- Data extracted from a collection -
⟨

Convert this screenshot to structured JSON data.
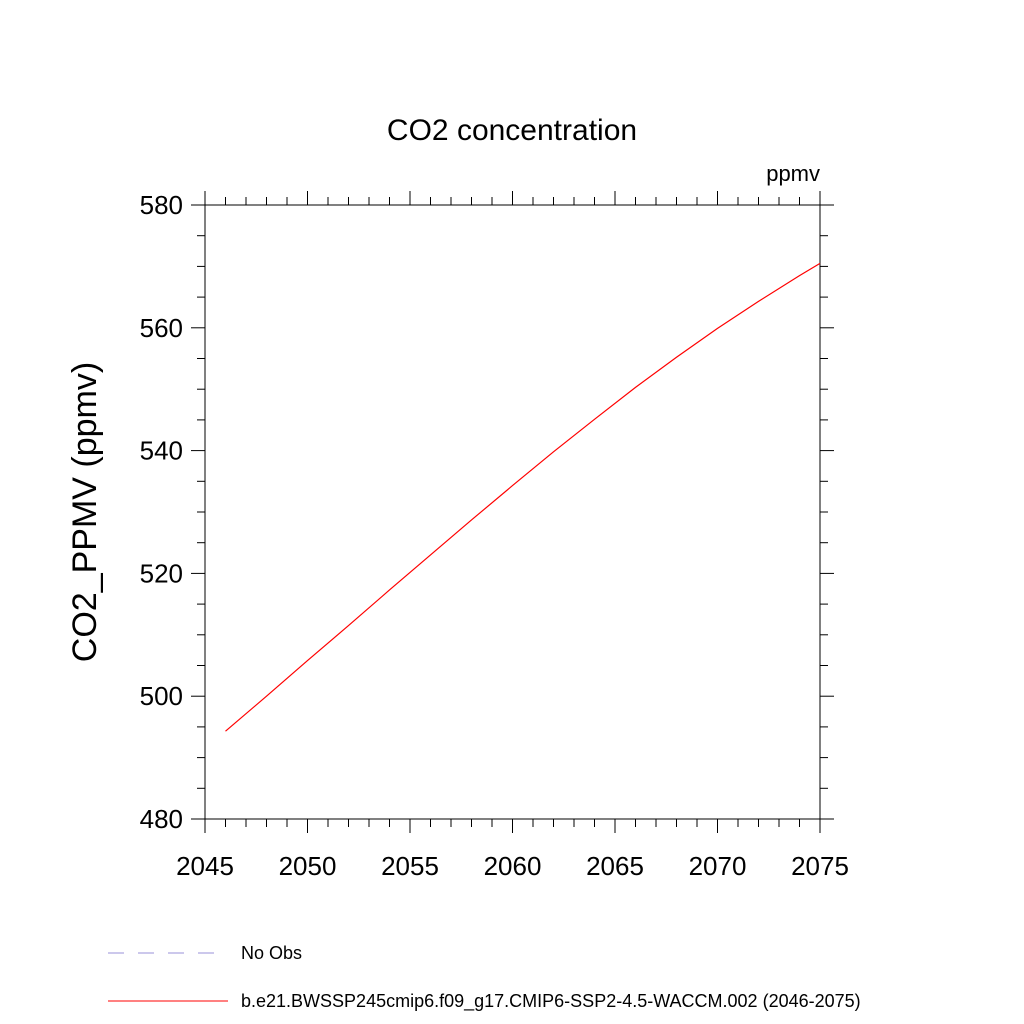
{
  "chart_data": {
    "type": "line",
    "title": "CO2 concentration",
    "units": "ppmv",
    "ylabel": "CO2_PPMV  (ppmv)",
    "xlabel": "",
    "xlim": [
      2045,
      2075
    ],
    "ylim": [
      480,
      580
    ],
    "x_major_ticks": [
      2045,
      2050,
      2055,
      2060,
      2065,
      2070,
      2075
    ],
    "x_minor_step": 1,
    "y_major_ticks": [
      480,
      500,
      520,
      540,
      560,
      580
    ],
    "y_minor_step": 5,
    "grid": false,
    "legend_position": "bottom",
    "series": [
      {
        "name": "No Obs",
        "color": "#9a91d9",
        "line_style": "dashed",
        "x": [],
        "y": []
      },
      {
        "name": "b.e21.BWSSP245cmip6.f09_g17.CMIP6-SSP2-4.5-WACCM.002 (2046-2075)",
        "color": "#ff0000",
        "line_style": "solid",
        "x": [
          2046,
          2048,
          2050,
          2052,
          2054,
          2056,
          2058,
          2060,
          2062,
          2064,
          2066,
          2068,
          2070,
          2072,
          2074,
          2075
        ],
        "y": [
          494.3,
          500.0,
          505.8,
          511.5,
          517.3,
          523.0,
          528.7,
          534.3,
          539.8,
          545.1,
          550.3,
          555.2,
          559.9,
          564.3,
          568.5,
          570.5
        ]
      }
    ]
  }
}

⟩

- Task brief -
Repeat all the records above exactly, leaving out any pictures.

- Answer -
Convert this screenshot to structured JSON data.
{
  "chart_data": {
    "type": "line",
    "title": "CO2 concentration",
    "units": "ppmv",
    "ylabel": "CO2_PPMV  (ppmv)",
    "xlabel": "",
    "xlim": [
      2045,
      2075
    ],
    "ylim": [
      480,
      580
    ],
    "x_major_ticks": [
      2045,
      2050,
      2055,
      2060,
      2065,
      2070,
      2075
    ],
    "x_minor_step": 1,
    "y_major_ticks": [
      480,
      500,
      520,
      540,
      560,
      580
    ],
    "y_minor_step": 5,
    "grid": false,
    "legend_position": "bottom",
    "series": [
      {
        "name": "No Obs",
        "color": "#9a91d9",
        "line_style": "dashed",
        "x": [],
        "y": []
      },
      {
        "name": "b.e21.BWSSP245cmip6.f09_g17.CMIP6-SSP2-4.5-WACCM.002 (2046-2075)",
        "color": "#ff0000",
        "line_style": "solid",
        "x": [
          2046,
          2048,
          2050,
          2052,
          2054,
          2056,
          2058,
          2060,
          2062,
          2064,
          2066,
          2068,
          2070,
          2072,
          2074,
          2075
        ],
        "y": [
          494.3,
          500.0,
          505.8,
          511.5,
          517.3,
          523.0,
          528.7,
          534.3,
          539.8,
          545.1,
          550.3,
          555.2,
          559.9,
          564.3,
          568.5,
          570.5
        ]
      }
    ]
  }
}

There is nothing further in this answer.